*** DATA LISTING ***

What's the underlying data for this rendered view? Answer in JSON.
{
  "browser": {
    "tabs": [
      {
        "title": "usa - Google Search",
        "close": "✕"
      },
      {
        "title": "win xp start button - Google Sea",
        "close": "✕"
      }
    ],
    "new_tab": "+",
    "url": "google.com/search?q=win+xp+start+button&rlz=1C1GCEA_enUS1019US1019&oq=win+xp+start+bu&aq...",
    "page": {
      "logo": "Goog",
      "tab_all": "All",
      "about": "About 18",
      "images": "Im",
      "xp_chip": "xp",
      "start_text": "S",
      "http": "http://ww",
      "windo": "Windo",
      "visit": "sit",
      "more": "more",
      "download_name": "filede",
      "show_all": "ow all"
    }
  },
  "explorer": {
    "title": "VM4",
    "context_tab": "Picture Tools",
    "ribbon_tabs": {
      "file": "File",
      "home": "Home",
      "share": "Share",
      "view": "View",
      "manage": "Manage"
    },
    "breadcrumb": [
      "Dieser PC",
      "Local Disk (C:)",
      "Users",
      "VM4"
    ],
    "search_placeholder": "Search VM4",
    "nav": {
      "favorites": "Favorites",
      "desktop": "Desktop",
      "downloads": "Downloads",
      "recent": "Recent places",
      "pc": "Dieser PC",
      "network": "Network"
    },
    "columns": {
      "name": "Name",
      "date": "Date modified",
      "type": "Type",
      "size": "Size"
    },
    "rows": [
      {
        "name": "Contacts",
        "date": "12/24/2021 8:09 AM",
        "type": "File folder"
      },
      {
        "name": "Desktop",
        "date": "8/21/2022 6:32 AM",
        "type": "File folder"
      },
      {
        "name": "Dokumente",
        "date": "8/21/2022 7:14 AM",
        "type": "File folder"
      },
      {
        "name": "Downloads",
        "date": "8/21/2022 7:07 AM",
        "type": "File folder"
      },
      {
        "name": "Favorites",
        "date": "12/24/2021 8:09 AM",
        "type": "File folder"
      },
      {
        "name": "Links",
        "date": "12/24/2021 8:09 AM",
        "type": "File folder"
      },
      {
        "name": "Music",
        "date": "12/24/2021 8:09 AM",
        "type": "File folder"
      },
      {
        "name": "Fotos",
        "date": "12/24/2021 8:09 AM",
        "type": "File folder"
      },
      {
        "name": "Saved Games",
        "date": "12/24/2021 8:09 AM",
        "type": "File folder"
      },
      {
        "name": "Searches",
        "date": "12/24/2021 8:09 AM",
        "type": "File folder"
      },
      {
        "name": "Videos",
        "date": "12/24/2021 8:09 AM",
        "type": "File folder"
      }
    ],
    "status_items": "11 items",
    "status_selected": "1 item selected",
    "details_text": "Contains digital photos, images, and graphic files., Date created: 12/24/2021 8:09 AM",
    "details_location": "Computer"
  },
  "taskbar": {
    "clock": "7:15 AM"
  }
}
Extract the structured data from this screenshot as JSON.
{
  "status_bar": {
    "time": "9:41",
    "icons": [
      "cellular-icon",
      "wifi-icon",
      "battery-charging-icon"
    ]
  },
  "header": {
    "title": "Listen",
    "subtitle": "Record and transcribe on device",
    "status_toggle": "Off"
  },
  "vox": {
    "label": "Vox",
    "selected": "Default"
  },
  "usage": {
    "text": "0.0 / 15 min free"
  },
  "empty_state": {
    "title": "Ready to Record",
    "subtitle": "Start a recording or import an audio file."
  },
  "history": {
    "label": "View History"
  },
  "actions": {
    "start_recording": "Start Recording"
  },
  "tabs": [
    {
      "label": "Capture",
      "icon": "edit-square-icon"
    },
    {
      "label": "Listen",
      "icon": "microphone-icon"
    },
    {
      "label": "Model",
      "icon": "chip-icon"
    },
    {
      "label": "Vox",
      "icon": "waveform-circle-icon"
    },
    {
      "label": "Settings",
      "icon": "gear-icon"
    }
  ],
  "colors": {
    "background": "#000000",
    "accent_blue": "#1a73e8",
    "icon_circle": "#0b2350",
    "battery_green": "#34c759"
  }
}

***

## DO THIS
Please restate the records in full, word for word.

## SOLUTION FOR THIS EXERCISE
What's the underlying data for this rendered view? Answer in JSON.
{
  "browser": {
    "tabs": [
      {
        "title": "usa - Google Search",
        "close": "✕"
      },
      {
        "title": "win xp start button - Google Sea",
        "close": "✕"
      }
    ],
    "new_tab": "+",
    "url": "google.com/search?q=win+xp+start+button&rlz=1C1GCEA_enUS1019US1019&oq=win+xp+start+bu&aq...",
    "page": {
      "logo": "Goog",
      "tab_all": "All",
      "about": "About 18",
      "images": "Im",
      "xp_chip": "xp",
      "start_text": "S",
      "http": "http://ww",
      "windo": "Windo",
      "visit": "sit",
      "more": "more",
      "download_name": "filede",
      "show_all": "ow all"
    }
  },
  "explorer": {
    "title": "VM4",
    "context_tab": "Picture Tools",
    "ribbon_tabs": {
      "file": "File",
      "home": "Home",
      "share": "Share",
      "view": "View",
      "manage": "Manage"
    },
    "breadcrumb": [
      "Dieser PC",
      "Local Disk (C:)",
      "Users",
      "VM4"
    ],
    "search_placeholder": "Search VM4",
    "nav": {
      "favorites": "Favorites",
      "desktop": "Desktop",
      "downloads": "Downloads",
      "recent": "Recent places",
      "pc": "Dieser PC",
      "network": "Network"
    },
    "columns": {
      "name": "Name",
      "date": "Date modified",
      "type": "Type",
      "size": "Size"
    },
    "rows": [
      {
        "name": "Contacts",
        "date": "12/24/2021 8:09 AM",
        "type": "File folder"
      },
      {
        "name": "Desktop",
        "date": "8/21/2022 6:32 AM",
        "type": "File folder"
      },
      {
        "name": "Dokumente",
        "date": "8/21/2022 7:14 AM",
        "type": "File folder"
      },
      {
        "name": "Downloads",
        "date": "8/21/2022 7:07 AM",
        "type": "File folder"
      },
      {
        "name": "Favorites",
        "date": "12/24/2021 8:09 AM",
        "type": "File folder"
      },
      {
        "name": "Links",
        "date": "12/24/2021 8:09 AM",
        "type": "File folder"
      },
      {
        "name": "Music",
        "date": "12/24/2021 8:09 AM",
        "type": "File folder"
      },
      {
        "name": "Fotos",
        "date": "12/24/2021 8:09 AM",
        "type": "File folder"
      },
      {
        "name": "Saved Games",
        "date": "12/24/2021 8:09 AM",
        "type": "File folder"
      },
      {
        "name": "Searches",
        "date": "12/24/2021 8:09 AM",
        "type": "File folder"
      },
      {
        "name": "Videos",
        "date": "12/24/2021 8:09 AM",
        "type": "File folder"
      }
    ],
    "status_items": "11 items",
    "status_selected": "1 item selected",
    "details_text": "Contains digital photos, images, and graphic files., Date created: 12/24/2021 8:09 AM",
    "details_location": "Computer"
  },
  "taskbar": {
    "clock": "7:15 AM"
  }
}
Extract the structured data from this screenshot as JSON.
{
  "status_bar": {
    "time": "9:41",
    "icons": [
      "cellular-icon",
      "wifi-icon",
      "battery-charging-icon"
    ]
  },
  "header": {
    "title": "Listen",
    "subtitle": "Record and transcribe on device",
    "status_toggle": "Off"
  },
  "vox": {
    "label": "Vox",
    "selected": "Default"
  },
  "usage": {
    "text": "0.0 / 15 min free"
  },
  "empty_state": {
    "title": "Ready to Record",
    "subtitle": "Start a recording or import an audio file."
  },
  "history": {
    "label": "View History"
  },
  "actions": {
    "start_recording": "Start Recording"
  },
  "tabs": [
    {
      "label": "Capture",
      "icon": "edit-square-icon"
    },
    {
      "label": "Listen",
      "icon": "microphone-icon"
    },
    {
      "label": "Model",
      "icon": "chip-icon"
    },
    {
      "label": "Vox",
      "icon": "waveform-circle-icon"
    },
    {
      "label": "Settings",
      "icon": "gear-icon"
    }
  ],
  "colors": {
    "background": "#000000",
    "accent_blue": "#1a73e8",
    "icon_circle": "#0b2350",
    "battery_green": "#34c759"
  }
}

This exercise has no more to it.